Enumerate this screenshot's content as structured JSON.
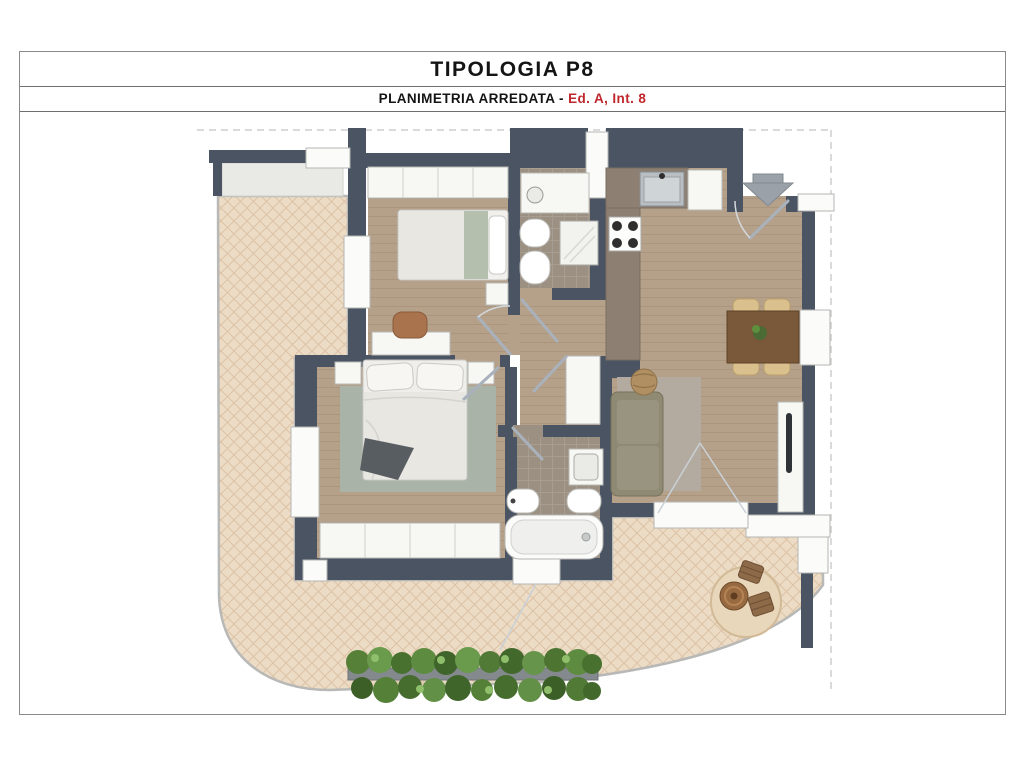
{
  "header": {
    "title": "TIPOLOGIA P8",
    "subtitle": {
      "prefix": "PLANIMETRIA ARREDATA - ",
      "highlight": "Ed. A, Int. 8"
    }
  },
  "palette": {
    "accent_red": "#c0272d",
    "wall": "#4a5462",
    "wood_floor": "#b5a18a",
    "terrace_tile": "#ecdcc5",
    "terrace_lattice": "#dcc2a6",
    "bath_tile": "#9c9082",
    "kitchen_counter": "#8d8073",
    "furniture_white": "#f7f7f4",
    "sofa_olive": "#8e8a74",
    "rug_sage": "#aab3a7",
    "rug_gray": "#b4aba0",
    "dining_wood": "#7a583a",
    "hedge_green": "#5d8c41",
    "arrow_gray": "#9aa1a8"
  },
  "plan": {
    "type": "apartment-floor-plan",
    "entrance_marker": "down-arrow",
    "rooms": [
      "terrace",
      "bedroom-1",
      "bathroom-1",
      "kitchen",
      "living-dining",
      "hallway",
      "master-bedroom",
      "bathroom-2"
    ],
    "furnishings": [
      "single-bed",
      "desk",
      "desk-chair",
      "wardrobe",
      "vanity-basin",
      "bidet",
      "toilet",
      "shower",
      "kitchen-counter",
      "sink",
      "stove",
      "tall-cabinet",
      "dining-table",
      "dining-chairs",
      "sofa",
      "pouf",
      "area-rug",
      "tv-sideboard",
      "double-bed",
      "nightstands",
      "bedroom-rug",
      "master-wardrobe",
      "washbasin",
      "bathtub",
      "outdoor-table",
      "outdoor-stools",
      "round-mat",
      "hedge-planter"
    ]
  }
}
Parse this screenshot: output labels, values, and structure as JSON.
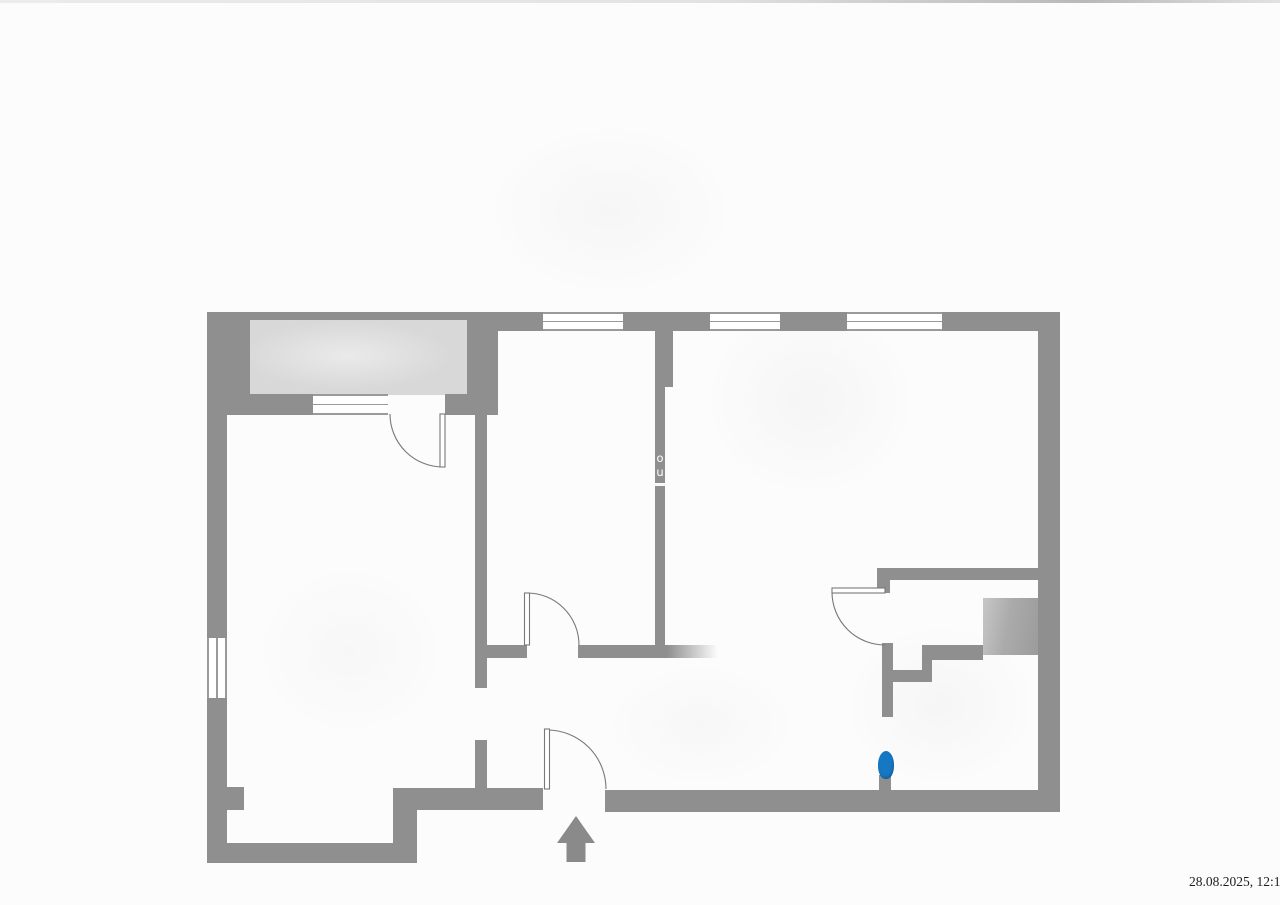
{
  "scan": {
    "timestamp": "28.08.2025, 12:18"
  },
  "plan": {
    "watermark_top": "o",
    "watermark_bottom": "u",
    "colors": {
      "wall": "#8f8f8f",
      "balcony": "#d8d8d8",
      "shaft_gradient_light": "#c7c7c7",
      "shaft_gradient_dark": "#9b9b9b",
      "window_line": "#9a9a9a",
      "door_line": "#787878",
      "entrance_arrow": "#8a8a8a",
      "marker_blue": "#1677c3",
      "page_background": "#fcfcfc"
    },
    "icons": {
      "entrance_arrow": "up-arrow-icon",
      "marker": "location-dot-icon"
    }
  }
}
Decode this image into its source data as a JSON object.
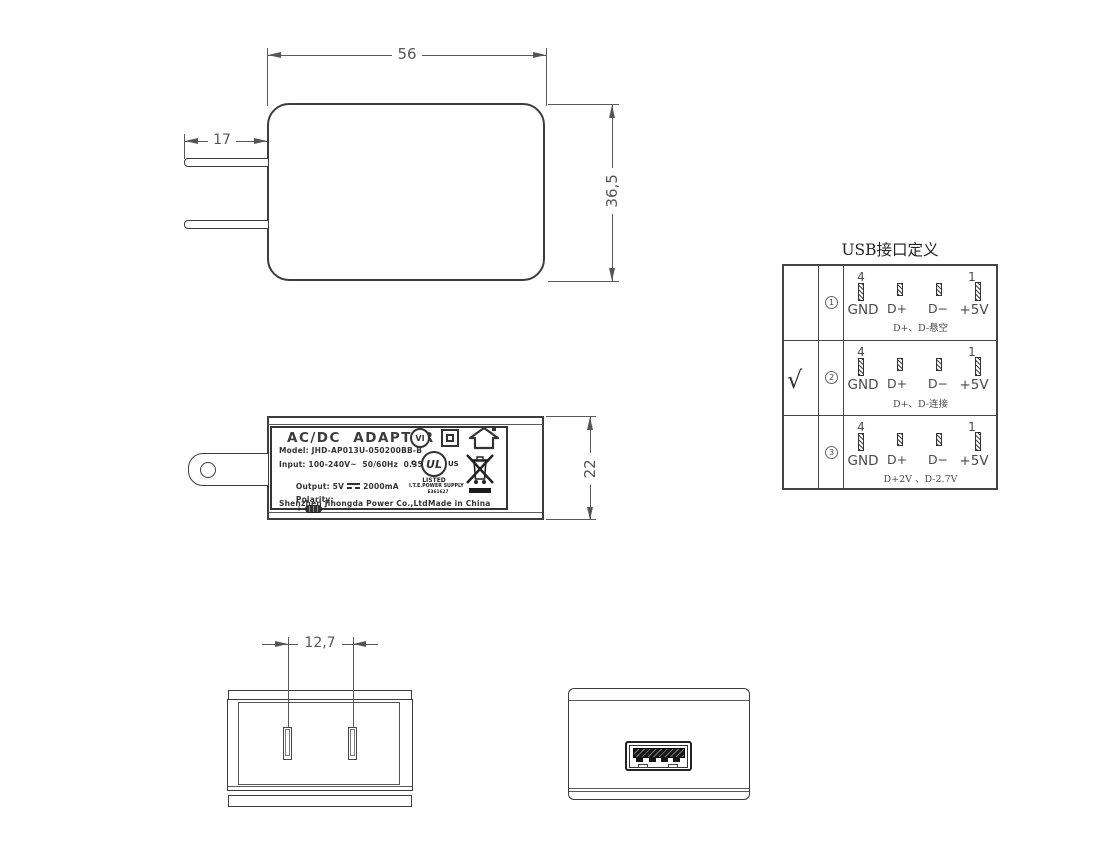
{
  "front_view": {
    "width_dim": "56",
    "height_dim": "36,5",
    "prong_dim": "17"
  },
  "side_view": {
    "height_dim": "22",
    "label": {
      "title": "AC/DC  ADAPTER",
      "model": "Model: JHD-AP013U-050200BB-B",
      "input": "Input: 100-240V~  50/60Hz  0.35A",
      "output_prefix": "Output: 5V",
      "output_suffix": "2000mA",
      "polarity_prefix": "Polarity:",
      "polarity_plus": "+",
      "polarity_minus": "−",
      "company": "Shenzhen Jihongda Power Co.,Ltd.",
      "made_in": "Made in China",
      "efficiency_mark": "VI",
      "ul_letters": "UL",
      "ul_c": "c",
      "ul_us": "US",
      "ul_listed": "LISTED",
      "ul_supply": "I.T.E.POWER SUPPLY",
      "ul_file": "E361627"
    }
  },
  "usb_table": {
    "title": "USB接口定义",
    "pin_top_left": "4",
    "pin_top_right": "1",
    "pin_labels": [
      "GND",
      "D+",
      "D−",
      "+5V"
    ],
    "rows": [
      {
        "num": "1",
        "checked": "",
        "note": "D+、D-悬空"
      },
      {
        "num": "2",
        "checked": "√",
        "note": "D+、D-连接"
      },
      {
        "num": "3",
        "checked": "",
        "note": "D+2V 、D-2.7V"
      }
    ]
  },
  "bottom_plug_view": {
    "prong_spacing_dim": "12,7"
  }
}
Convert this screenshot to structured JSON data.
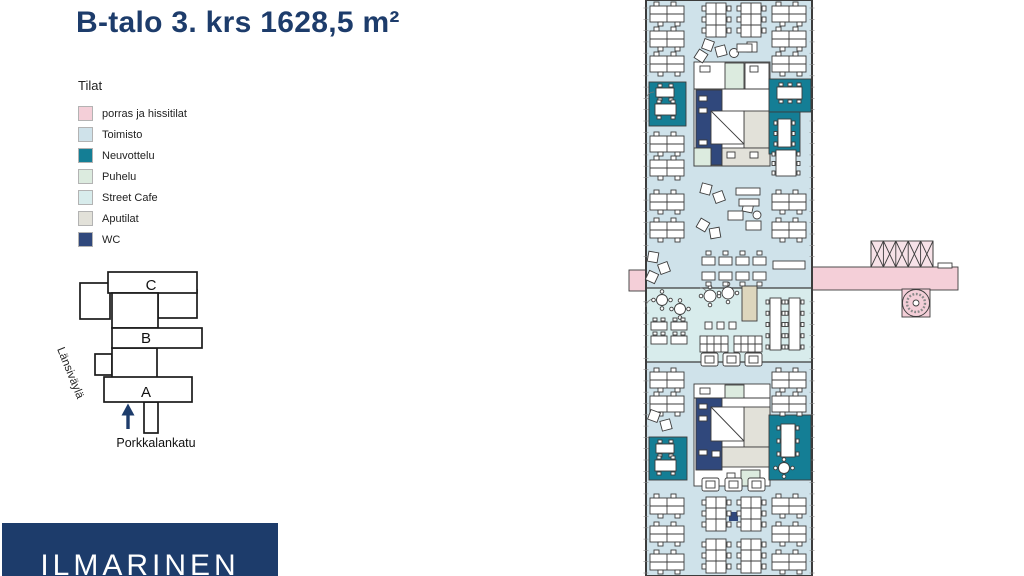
{
  "page": {
    "title": "B-talo 3. krs 1628,5 m²"
  },
  "legend": {
    "title": "Tilat",
    "items": [
      {
        "key": "porras",
        "label": "porras ja hissitilat",
        "color": "#f4cfd8"
      },
      {
        "key": "toimisto",
        "label": "Toimisto",
        "color": "#cfe2ea"
      },
      {
        "key": "neuvottelu",
        "label": "Neuvottelu",
        "color": "#147e95"
      },
      {
        "key": "puhelu",
        "label": "Puhelu",
        "color": "#dcebdf"
      },
      {
        "key": "streetcafe",
        "label": "Street Cafe",
        "color": "#d8ecec"
      },
      {
        "key": "aputilat",
        "label": "Aputilat",
        "color": "#e2e1d9"
      },
      {
        "key": "wc",
        "label": "WC",
        "color": "#30487c"
      }
    ]
  },
  "site_map": {
    "building_labels": [
      "C",
      "B",
      "A"
    ],
    "highlighted_building": "B",
    "street_left": "Länsiväylä",
    "street_bottom": "Porkkalankatu"
  },
  "logo": {
    "text": "ILMARINEN"
  },
  "colors": {
    "accent": "#1d3c6b",
    "wall": "#3c3c3c",
    "counter": "#ddd6bd",
    "pinklight": "#f7e2e8"
  }
}
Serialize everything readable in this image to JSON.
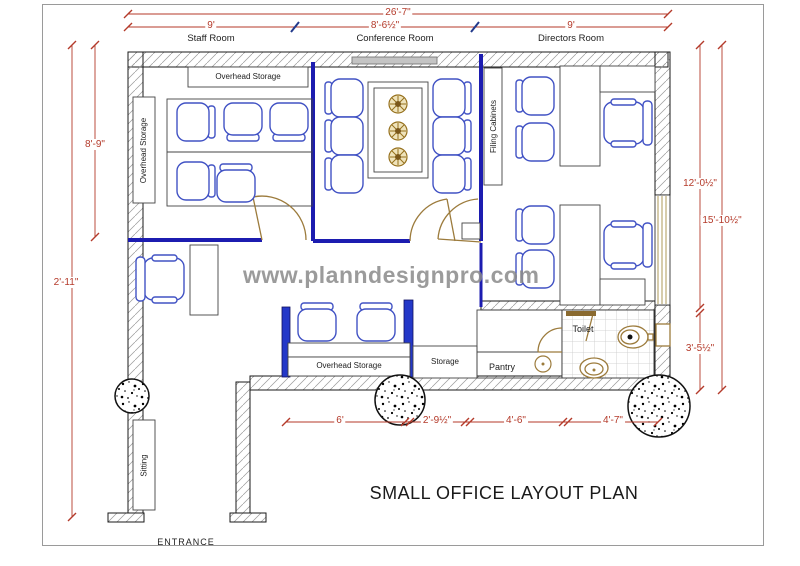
{
  "title": "SMALL OFFICE LAYOUT PLAN",
  "watermark": "www.planndesignpro.com",
  "entrance": "ENTRANCE",
  "room_labels": {
    "staff": "Staff Room",
    "conference": "Conference Room",
    "directors": "Directors Room"
  },
  "area_labels": {
    "overhead_storage_top": "Overhead Storage",
    "overhead_storage_left": "Overhead Storage",
    "overhead_storage_bottom": "Overhead Storage",
    "filing_cabinets": "Filing Cabinets",
    "storage": "Storage",
    "pantry": "Pantry",
    "toilet": "Toilet",
    "sitting": "Sitting"
  },
  "dimensions": {
    "top_total": "26'-7\"",
    "top_staff": "9'",
    "top_conference": "8'-6½\"",
    "top_directors": "9'",
    "left_staff_depth": "8'-9\"",
    "left_total": "2'-11\"",
    "right_upper": "12'-0½\"",
    "right_total": "15'-10½\"",
    "right_lower": "3'-5½\"",
    "bottom_1": "6'",
    "bottom_2": "2'-9½\"",
    "bottom_3": "4'-6\"",
    "bottom_4": "4'-7\""
  },
  "colors": {
    "dimension_red": "#b43a2a",
    "furniture_blue": "#4152c4",
    "wall_blue": "#1c1cb0",
    "door_tan": "#9c7b3c",
    "watermark_gray": "#8a8a8a"
  }
}
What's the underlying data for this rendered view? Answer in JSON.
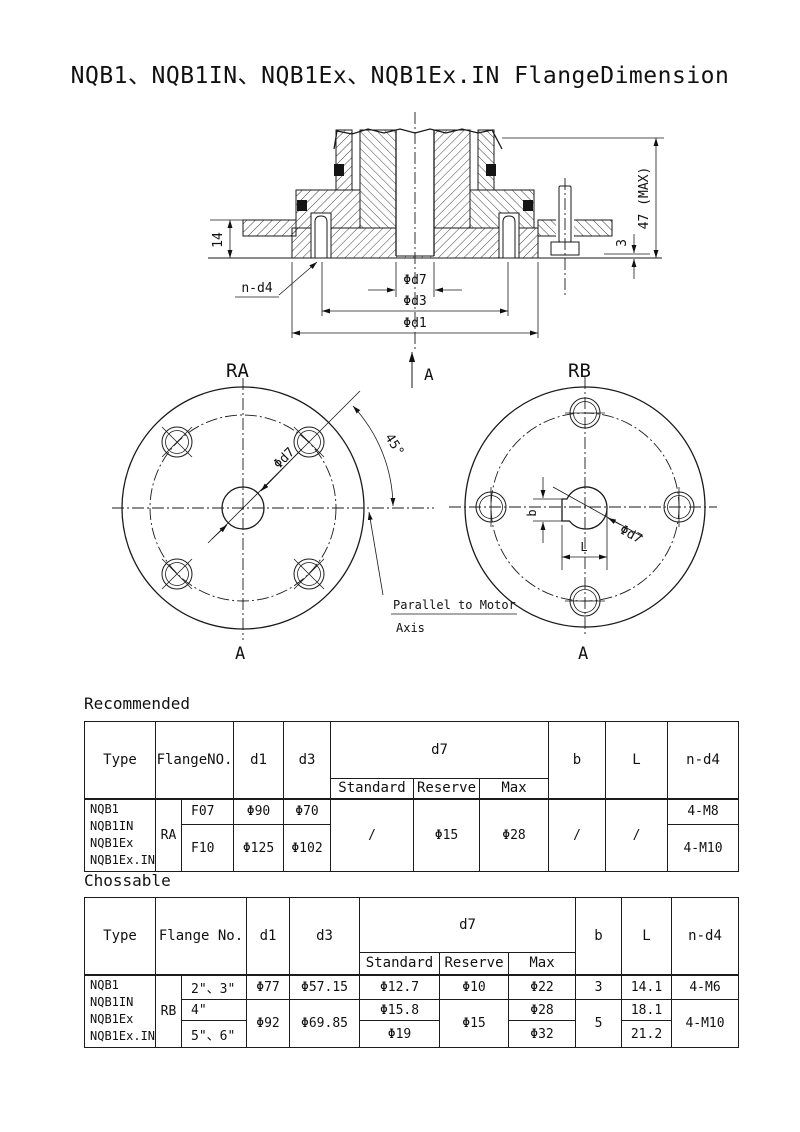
{
  "page": {
    "title": "NQB1、NQB1IN、NQB1Ex、NQB1Ex.IN FlangeDimension"
  },
  "drawing": {
    "dim_14": "14",
    "dim_3": "3",
    "dim_47max": "47 (MAX)",
    "label_n_d4": "n-d4",
    "dim_d7": "Φd7",
    "dim_d3": "Φd3",
    "dim_d1": "Φd1",
    "section_arrow_label": "A",
    "note_line1": "Parallel to Motor",
    "note_line2": "Axis",
    "ra": {
      "title": "RA",
      "bottom_label": "A",
      "angle": "45°",
      "d7": "Φd7"
    },
    "rb": {
      "title": "RB",
      "bottom_label": "A",
      "d7": "Φd7",
      "dim_b": "b",
      "dim_l": "L"
    }
  },
  "tables": {
    "recommended": {
      "caption": "Recommended",
      "header": {
        "type": "Type",
        "flange_no": "FlangeNO.",
        "d1": "d1",
        "d3": "d3",
        "d7": "d7",
        "standard": "Standard",
        "reserve": "Reserve",
        "max": "Max",
        "b": "b",
        "l": "L",
        "n_d4": "n-d4"
      },
      "types": [
        "NQB1",
        "NQB1IN",
        "NQB1Ex",
        "NQB1Ex.IN"
      ],
      "group": "RA",
      "rows": [
        {
          "flange": "F07",
          "d1": "Φ90",
          "d3": "Φ70",
          "n_d4": "4-M8"
        },
        {
          "flange": "F10",
          "d1": "Φ125",
          "d3": "Φ102",
          "n_d4": "4-M10"
        }
      ],
      "shared": {
        "standard": "/",
        "reserve": "Φ15",
        "max": "Φ28",
        "b": "/",
        "l": "/"
      }
    },
    "chossable": {
      "caption": "Chossable",
      "header": {
        "type": "Type",
        "flange_no": "Flange No.",
        "d1": "d1",
        "d3": "d3",
        "d7": "d7",
        "standard": "Standard",
        "reserve": "Reserve",
        "max": "Max",
        "b": "b",
        "l": "L",
        "n_d4": "n-d4"
      },
      "types": [
        "NQB1",
        "NQB1IN",
        "NQB1Ex",
        "NQB1Ex.IN"
      ],
      "group": "RB",
      "row1": {
        "flange": "2\"、3\"",
        "d1": "Φ77",
        "d3": "Φ57.15",
        "standard": "Φ12.7",
        "reserve": "Φ10",
        "max": "Φ22",
        "b": "3",
        "l": "14.1",
        "n_d4": "4-M6"
      },
      "row2": {
        "flange": "4\"",
        "standard": "Φ15.8",
        "max": "Φ28",
        "l": "18.1"
      },
      "row3": {
        "flange": "5\"、6\"",
        "standard": "Φ19",
        "max": "Φ32",
        "l": "21.2"
      },
      "rows23": {
        "d1": "Φ92",
        "d3": "Φ69.85",
        "reserve": "Φ15",
        "b": "5",
        "n_d4": "4-M10"
      }
    }
  }
}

====

▶ Description of the task:
Identify and copy all lines with the word "Overhead".

▶ Task answer:
    "overhead_storage_top": "Overhead Storage",
    "overhead_storage_left": "Overhead Storage",
    "overhead_storage_bottom": "Overhead Storage",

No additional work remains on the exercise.